Check every line below for the string "altura", and copy the lines that contain it.

----- PROVIDED DATA -----

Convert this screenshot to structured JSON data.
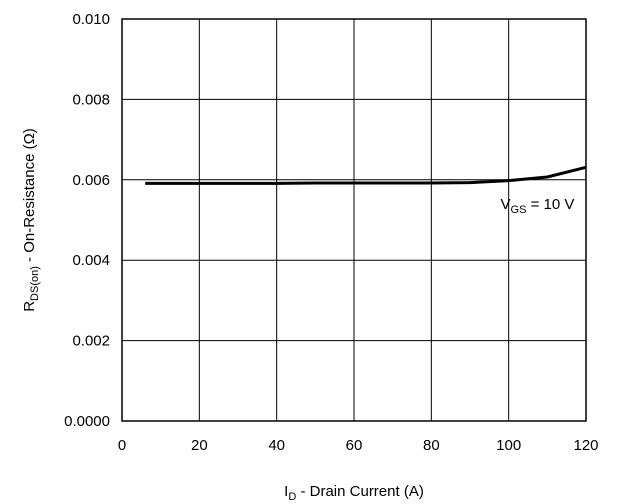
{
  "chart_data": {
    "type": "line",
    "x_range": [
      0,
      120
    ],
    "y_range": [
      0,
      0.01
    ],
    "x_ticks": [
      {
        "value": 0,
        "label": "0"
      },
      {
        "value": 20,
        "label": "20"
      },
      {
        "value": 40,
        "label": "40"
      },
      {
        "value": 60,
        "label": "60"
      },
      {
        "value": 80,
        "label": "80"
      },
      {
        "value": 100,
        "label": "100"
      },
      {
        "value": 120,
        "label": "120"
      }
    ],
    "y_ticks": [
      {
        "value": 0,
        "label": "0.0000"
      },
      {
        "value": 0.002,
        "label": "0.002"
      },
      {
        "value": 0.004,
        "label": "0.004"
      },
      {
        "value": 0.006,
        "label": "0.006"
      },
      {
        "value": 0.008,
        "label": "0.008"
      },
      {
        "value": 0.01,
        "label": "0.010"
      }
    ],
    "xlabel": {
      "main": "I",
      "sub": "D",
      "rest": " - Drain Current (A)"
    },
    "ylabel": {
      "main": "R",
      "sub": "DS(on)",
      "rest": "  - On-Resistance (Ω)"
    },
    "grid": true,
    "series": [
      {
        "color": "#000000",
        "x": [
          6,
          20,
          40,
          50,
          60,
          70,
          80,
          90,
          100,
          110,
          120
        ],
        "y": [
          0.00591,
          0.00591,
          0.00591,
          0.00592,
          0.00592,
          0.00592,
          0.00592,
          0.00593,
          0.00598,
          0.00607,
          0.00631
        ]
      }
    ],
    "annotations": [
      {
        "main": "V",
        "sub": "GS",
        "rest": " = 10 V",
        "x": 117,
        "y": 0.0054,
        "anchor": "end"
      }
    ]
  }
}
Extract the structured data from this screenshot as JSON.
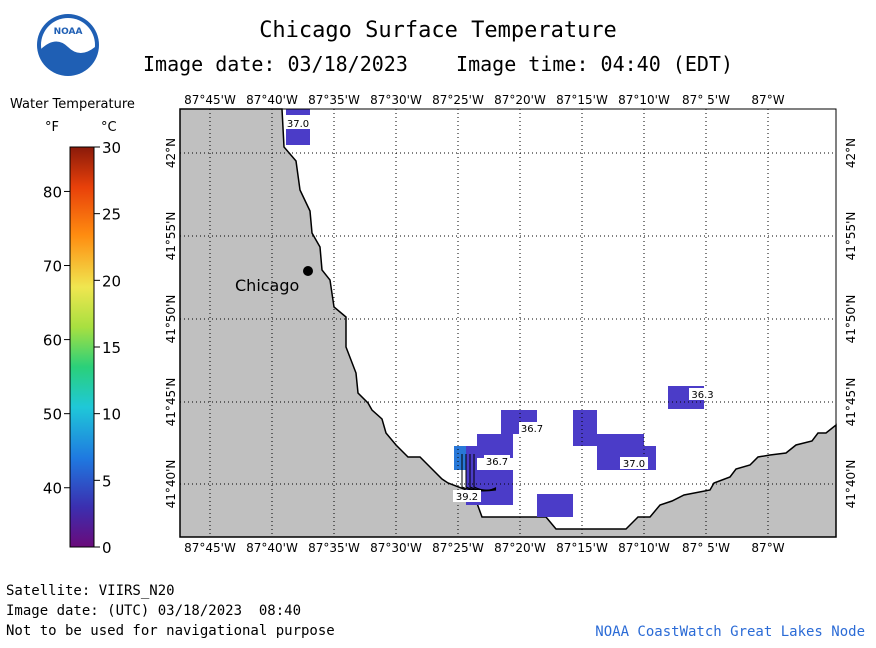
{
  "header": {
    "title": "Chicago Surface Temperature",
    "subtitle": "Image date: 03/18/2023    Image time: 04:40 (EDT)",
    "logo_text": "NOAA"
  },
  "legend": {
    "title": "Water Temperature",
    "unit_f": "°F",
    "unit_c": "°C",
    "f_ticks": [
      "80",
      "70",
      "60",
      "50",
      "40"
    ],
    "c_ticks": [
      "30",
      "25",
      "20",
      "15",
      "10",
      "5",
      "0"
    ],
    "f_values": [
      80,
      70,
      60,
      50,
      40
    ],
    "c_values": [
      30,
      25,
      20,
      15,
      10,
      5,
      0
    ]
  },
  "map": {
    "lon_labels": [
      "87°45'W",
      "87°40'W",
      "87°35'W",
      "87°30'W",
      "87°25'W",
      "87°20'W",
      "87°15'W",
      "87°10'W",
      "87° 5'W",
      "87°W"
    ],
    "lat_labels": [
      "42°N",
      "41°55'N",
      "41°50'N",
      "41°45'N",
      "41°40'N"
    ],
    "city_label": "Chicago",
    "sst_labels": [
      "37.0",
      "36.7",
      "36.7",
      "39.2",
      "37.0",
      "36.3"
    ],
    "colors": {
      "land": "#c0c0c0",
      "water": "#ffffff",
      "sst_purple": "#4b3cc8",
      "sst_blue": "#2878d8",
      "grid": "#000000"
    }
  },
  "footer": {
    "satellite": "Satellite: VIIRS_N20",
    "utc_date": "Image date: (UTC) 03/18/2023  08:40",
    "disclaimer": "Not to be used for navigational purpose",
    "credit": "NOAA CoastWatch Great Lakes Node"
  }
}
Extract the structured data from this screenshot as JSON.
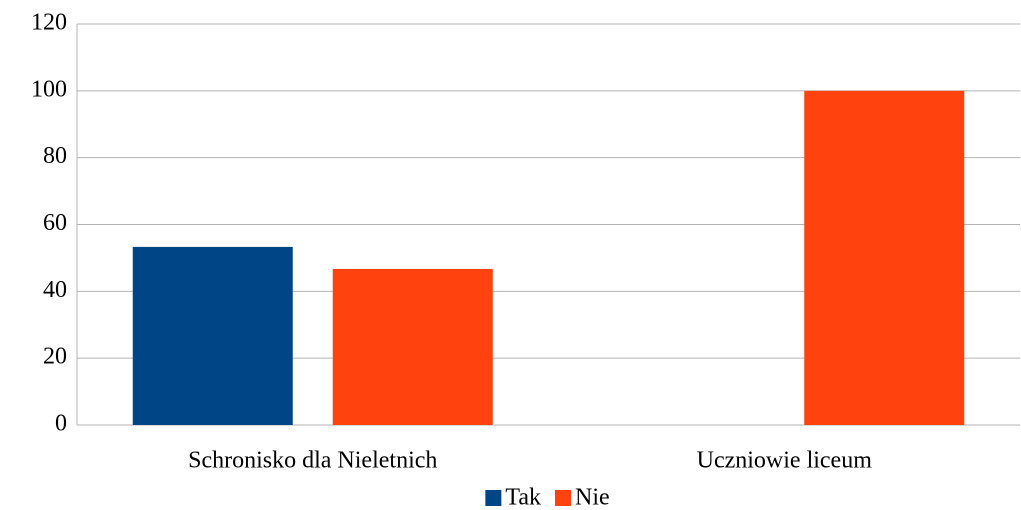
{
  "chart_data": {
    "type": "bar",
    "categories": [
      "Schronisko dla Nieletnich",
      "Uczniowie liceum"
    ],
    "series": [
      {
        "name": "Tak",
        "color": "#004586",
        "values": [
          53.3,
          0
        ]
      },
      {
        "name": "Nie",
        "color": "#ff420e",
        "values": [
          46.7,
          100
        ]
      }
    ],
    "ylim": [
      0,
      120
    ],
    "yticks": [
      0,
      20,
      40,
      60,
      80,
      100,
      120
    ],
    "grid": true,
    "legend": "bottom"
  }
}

-----
----- PROVIDED DATA -----

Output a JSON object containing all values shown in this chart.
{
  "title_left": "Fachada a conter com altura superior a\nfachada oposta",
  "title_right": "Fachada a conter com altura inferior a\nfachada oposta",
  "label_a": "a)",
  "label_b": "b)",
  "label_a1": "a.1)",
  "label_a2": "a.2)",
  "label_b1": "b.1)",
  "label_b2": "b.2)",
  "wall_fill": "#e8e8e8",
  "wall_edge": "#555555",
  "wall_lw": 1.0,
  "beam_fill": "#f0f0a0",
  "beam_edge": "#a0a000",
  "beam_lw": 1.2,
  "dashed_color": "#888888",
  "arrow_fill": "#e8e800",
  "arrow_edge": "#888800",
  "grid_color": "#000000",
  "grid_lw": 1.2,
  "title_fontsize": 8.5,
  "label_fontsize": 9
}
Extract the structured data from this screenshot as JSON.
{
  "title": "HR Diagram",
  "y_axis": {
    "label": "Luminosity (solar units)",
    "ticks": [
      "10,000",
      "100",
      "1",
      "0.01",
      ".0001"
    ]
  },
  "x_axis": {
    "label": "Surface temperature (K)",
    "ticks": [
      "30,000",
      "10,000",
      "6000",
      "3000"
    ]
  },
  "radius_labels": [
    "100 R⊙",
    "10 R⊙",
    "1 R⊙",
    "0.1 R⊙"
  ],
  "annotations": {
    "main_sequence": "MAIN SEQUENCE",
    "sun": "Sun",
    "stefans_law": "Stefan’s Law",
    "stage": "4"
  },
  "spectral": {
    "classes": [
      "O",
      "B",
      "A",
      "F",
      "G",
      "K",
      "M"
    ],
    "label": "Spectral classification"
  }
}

-----
----- PROVIDED DATA -----

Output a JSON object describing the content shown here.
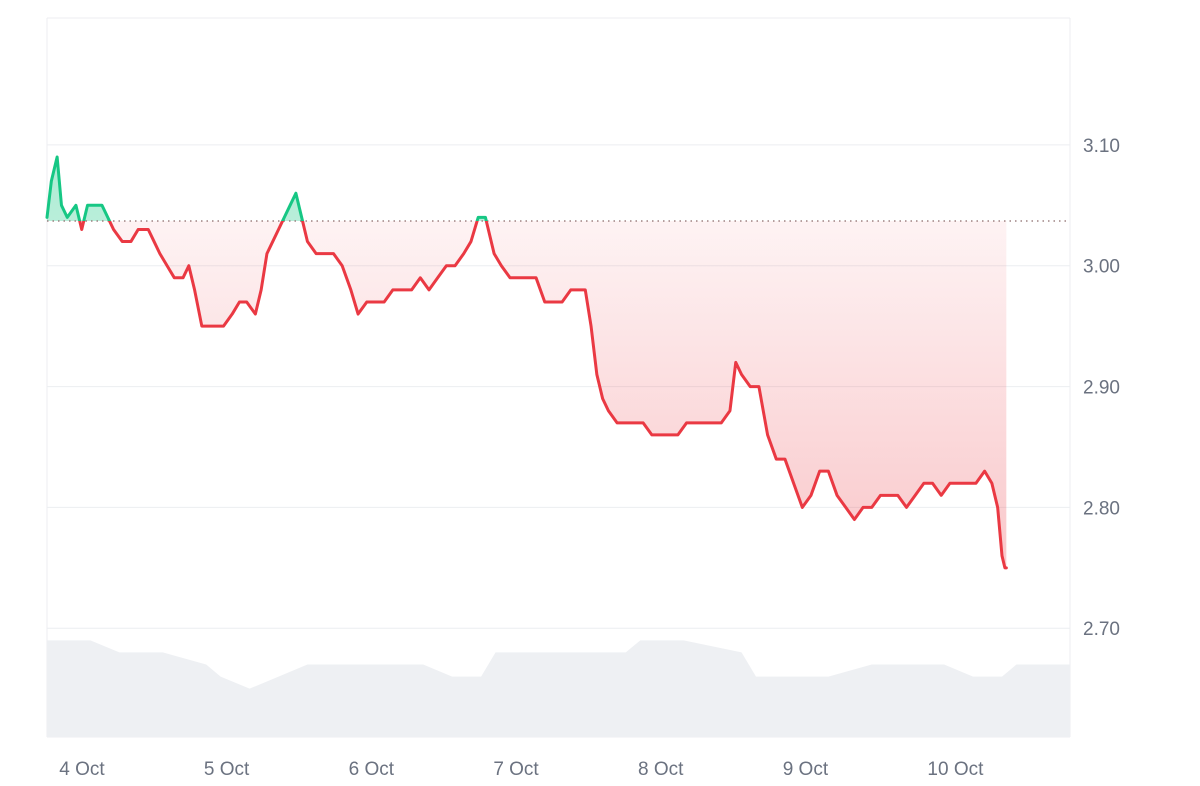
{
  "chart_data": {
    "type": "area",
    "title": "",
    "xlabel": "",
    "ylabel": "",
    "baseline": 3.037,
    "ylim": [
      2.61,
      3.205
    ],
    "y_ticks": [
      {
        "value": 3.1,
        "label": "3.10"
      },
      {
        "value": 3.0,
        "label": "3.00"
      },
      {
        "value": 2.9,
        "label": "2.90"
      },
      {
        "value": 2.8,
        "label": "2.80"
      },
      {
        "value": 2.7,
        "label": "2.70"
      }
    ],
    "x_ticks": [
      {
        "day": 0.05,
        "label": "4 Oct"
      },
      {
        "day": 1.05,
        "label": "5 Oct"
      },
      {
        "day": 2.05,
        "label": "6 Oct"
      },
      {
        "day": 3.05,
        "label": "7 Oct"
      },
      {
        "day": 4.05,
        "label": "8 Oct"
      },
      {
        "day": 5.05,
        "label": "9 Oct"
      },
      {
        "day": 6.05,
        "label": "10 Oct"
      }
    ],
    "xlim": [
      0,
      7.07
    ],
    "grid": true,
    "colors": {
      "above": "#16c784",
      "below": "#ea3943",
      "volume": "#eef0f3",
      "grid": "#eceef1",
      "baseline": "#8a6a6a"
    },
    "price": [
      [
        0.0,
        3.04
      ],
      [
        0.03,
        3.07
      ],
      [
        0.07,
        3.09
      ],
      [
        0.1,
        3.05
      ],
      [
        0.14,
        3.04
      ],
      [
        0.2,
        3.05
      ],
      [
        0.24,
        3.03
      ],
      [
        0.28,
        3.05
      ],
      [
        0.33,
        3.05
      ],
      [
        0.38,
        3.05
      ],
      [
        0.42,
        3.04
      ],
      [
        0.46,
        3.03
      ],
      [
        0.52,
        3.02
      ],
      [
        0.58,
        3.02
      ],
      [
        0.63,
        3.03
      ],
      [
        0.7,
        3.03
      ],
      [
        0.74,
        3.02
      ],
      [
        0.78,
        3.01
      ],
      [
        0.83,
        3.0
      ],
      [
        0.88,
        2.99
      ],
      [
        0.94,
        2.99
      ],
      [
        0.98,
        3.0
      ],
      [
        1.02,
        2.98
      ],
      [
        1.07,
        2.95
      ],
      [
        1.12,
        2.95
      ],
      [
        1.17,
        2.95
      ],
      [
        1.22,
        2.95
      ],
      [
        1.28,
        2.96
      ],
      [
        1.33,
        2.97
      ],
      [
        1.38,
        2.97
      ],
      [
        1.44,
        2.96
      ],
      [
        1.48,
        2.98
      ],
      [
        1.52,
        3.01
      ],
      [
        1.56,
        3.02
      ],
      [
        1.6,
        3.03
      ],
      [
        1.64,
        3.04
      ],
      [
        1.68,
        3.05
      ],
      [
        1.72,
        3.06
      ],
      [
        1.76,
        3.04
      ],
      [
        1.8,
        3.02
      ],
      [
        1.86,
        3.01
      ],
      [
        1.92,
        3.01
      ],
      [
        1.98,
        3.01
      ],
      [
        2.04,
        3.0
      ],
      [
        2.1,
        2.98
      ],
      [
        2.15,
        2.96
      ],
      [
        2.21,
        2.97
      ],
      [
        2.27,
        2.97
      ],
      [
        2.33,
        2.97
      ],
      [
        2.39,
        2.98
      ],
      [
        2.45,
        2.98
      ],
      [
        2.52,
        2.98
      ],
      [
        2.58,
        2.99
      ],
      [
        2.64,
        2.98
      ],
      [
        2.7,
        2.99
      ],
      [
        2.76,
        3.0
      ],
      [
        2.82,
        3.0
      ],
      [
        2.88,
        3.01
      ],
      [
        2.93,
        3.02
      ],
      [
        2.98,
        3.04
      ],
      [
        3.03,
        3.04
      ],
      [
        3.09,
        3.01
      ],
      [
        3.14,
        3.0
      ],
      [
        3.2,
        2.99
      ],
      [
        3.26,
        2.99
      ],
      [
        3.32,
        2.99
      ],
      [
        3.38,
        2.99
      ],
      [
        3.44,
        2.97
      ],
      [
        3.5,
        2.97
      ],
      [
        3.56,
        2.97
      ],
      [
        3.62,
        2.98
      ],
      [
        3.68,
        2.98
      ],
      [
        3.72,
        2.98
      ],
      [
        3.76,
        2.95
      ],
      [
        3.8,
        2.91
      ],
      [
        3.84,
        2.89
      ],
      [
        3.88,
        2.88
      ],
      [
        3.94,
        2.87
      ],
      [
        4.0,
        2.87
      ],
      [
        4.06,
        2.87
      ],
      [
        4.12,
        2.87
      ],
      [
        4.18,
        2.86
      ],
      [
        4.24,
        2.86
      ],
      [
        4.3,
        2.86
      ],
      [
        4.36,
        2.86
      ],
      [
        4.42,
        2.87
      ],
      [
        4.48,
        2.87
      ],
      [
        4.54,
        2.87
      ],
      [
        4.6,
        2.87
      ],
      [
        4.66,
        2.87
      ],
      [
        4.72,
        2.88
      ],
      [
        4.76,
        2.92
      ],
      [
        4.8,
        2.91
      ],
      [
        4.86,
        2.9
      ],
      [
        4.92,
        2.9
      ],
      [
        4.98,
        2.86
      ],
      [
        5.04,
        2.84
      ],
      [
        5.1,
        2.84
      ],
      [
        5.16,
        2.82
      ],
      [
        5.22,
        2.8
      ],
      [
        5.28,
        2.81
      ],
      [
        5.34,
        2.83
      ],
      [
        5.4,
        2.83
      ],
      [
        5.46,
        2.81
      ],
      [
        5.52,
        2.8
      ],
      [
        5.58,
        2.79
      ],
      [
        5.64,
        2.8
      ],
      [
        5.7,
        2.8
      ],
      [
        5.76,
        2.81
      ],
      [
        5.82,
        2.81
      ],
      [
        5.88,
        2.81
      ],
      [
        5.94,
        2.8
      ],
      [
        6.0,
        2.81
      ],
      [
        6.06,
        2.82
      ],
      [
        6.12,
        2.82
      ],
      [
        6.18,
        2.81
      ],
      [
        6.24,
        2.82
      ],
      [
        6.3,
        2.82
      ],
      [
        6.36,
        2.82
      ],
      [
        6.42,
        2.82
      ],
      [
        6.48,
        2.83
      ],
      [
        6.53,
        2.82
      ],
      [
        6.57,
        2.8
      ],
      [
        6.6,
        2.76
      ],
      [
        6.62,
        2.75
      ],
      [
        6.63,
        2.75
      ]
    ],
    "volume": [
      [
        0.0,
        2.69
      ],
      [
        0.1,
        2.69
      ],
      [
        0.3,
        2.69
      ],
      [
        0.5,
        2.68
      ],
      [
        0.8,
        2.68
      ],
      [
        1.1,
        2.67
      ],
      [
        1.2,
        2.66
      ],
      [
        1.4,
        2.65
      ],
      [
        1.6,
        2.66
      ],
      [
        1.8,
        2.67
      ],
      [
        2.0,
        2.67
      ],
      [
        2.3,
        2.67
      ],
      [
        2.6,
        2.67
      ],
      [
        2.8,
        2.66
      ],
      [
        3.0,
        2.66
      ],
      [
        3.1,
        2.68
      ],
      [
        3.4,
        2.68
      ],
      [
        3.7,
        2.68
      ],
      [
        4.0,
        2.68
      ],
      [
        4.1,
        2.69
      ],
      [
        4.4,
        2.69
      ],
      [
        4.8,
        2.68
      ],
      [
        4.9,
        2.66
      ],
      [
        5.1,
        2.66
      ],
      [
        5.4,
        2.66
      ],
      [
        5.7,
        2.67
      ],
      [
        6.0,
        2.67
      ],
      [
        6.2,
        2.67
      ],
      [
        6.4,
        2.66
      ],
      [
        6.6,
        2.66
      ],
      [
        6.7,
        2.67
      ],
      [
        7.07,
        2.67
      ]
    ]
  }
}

-----

[RESPONSE TO THIS EXERCISE]
  "title_left": "Fachada a conter com altura superior a\nfachada oposta",
  "title_right": "Fachada a conter com altura inferior a\nfachada oposta",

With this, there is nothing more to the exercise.